(OBJECTIVE):
Copy out each line in the material below that has the word "html".

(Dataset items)
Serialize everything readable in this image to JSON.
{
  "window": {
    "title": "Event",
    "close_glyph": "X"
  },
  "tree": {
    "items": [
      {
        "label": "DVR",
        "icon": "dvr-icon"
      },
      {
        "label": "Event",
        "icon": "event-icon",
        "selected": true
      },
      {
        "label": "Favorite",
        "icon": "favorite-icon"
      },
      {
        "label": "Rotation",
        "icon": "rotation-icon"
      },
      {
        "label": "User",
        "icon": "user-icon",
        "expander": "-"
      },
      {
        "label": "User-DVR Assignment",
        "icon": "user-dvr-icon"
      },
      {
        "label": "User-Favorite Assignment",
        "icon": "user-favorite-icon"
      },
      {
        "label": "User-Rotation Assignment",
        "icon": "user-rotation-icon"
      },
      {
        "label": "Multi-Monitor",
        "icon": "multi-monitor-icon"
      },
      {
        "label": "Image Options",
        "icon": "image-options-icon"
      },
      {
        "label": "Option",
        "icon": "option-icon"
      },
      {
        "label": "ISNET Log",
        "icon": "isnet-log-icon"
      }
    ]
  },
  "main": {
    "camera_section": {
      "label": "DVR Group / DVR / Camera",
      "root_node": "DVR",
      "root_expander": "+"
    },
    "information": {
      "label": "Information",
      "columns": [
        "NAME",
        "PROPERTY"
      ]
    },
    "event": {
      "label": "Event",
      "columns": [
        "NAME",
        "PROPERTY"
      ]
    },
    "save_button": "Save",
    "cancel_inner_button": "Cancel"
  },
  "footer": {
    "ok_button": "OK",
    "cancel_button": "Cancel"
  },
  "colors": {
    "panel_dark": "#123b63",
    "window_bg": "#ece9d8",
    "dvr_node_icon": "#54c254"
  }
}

==

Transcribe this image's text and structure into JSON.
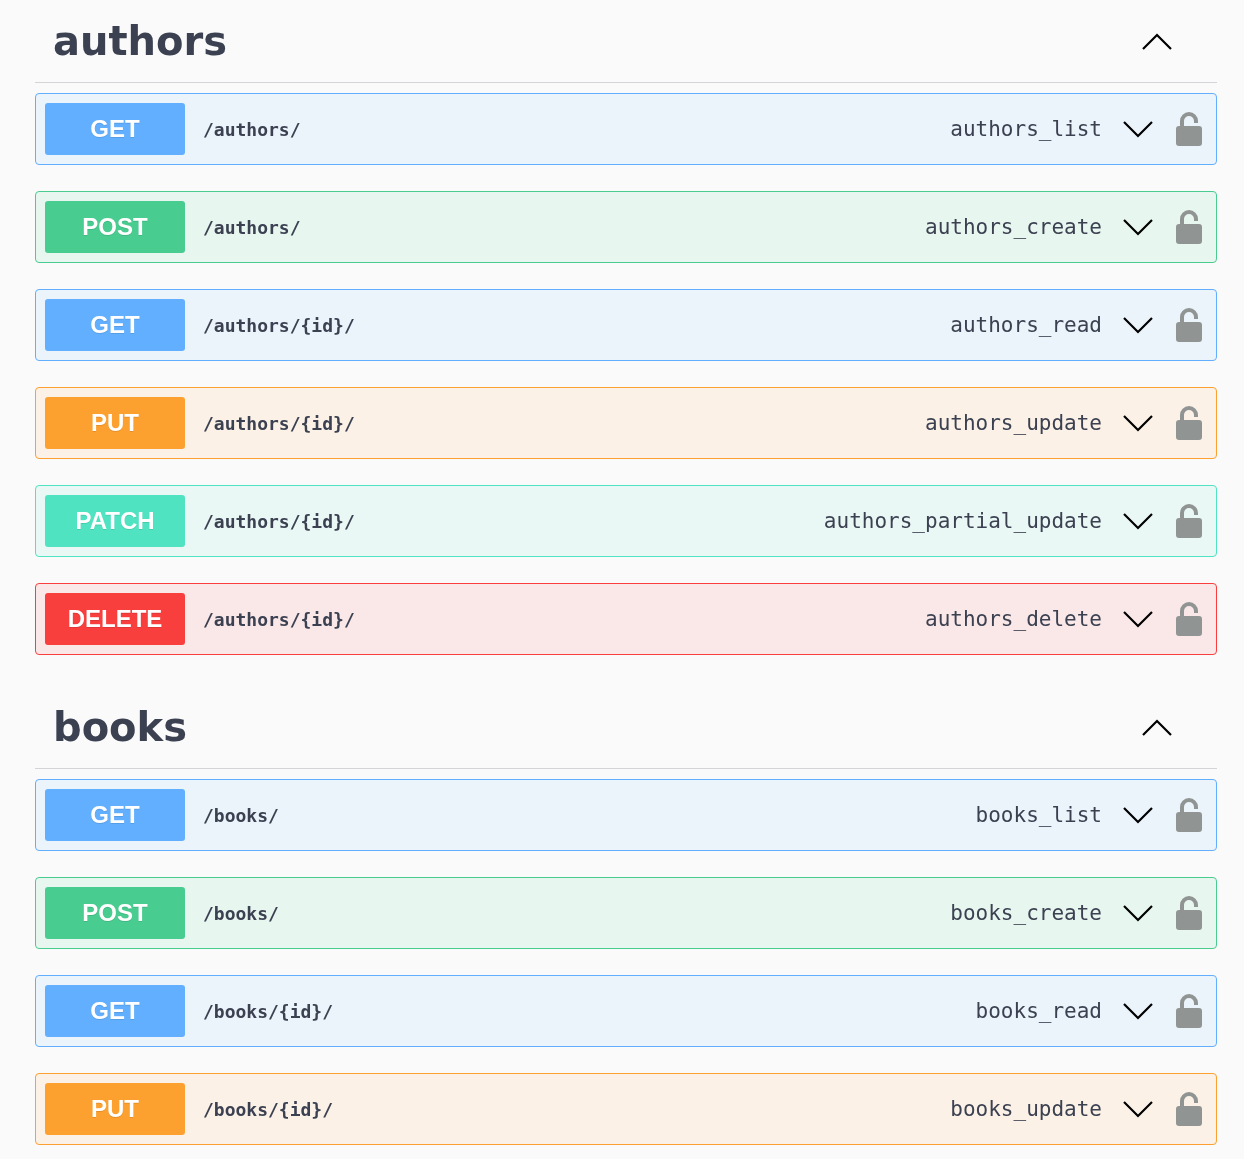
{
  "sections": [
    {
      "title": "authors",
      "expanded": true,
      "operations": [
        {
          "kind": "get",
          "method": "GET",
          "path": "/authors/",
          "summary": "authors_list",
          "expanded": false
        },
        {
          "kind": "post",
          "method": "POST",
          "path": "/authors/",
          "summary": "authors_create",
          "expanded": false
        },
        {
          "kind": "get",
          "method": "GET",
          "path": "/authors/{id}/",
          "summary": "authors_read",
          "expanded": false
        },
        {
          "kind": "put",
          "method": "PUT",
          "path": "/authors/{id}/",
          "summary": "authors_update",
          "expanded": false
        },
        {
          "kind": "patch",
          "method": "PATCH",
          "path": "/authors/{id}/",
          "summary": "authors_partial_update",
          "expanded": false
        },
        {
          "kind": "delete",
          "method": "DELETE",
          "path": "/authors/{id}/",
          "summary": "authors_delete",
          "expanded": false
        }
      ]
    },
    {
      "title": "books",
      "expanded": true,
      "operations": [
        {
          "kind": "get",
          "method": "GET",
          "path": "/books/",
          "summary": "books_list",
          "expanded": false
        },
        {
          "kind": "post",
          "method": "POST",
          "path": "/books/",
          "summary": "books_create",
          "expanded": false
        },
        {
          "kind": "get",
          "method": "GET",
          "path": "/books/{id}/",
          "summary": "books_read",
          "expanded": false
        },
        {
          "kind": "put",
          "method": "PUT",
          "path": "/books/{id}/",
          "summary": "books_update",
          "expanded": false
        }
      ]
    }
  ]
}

---

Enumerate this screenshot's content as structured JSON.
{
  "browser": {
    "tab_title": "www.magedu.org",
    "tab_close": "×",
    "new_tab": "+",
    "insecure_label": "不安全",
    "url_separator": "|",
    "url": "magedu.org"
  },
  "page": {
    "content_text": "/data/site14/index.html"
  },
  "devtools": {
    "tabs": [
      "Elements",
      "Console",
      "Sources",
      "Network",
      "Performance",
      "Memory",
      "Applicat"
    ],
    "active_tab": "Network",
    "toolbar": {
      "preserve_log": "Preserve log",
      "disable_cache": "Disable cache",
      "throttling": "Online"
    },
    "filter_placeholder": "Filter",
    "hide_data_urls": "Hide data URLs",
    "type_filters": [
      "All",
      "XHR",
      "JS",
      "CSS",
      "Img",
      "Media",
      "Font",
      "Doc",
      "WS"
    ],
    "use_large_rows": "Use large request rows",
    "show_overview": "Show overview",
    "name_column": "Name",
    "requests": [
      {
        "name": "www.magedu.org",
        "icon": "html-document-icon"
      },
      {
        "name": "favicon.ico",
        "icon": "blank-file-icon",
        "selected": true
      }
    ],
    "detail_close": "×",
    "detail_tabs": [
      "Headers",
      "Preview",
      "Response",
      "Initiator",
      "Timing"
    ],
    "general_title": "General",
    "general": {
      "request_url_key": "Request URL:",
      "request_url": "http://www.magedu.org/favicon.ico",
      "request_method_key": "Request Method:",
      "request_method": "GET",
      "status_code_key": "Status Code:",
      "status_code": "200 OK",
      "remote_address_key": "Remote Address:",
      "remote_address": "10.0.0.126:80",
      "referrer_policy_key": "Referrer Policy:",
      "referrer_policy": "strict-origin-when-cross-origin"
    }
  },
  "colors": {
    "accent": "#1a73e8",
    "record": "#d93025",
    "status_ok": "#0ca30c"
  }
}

(RESULT OF THE TASK):
    "content_text": "/data/site14/index.html"
        "icon": "html-document-icon"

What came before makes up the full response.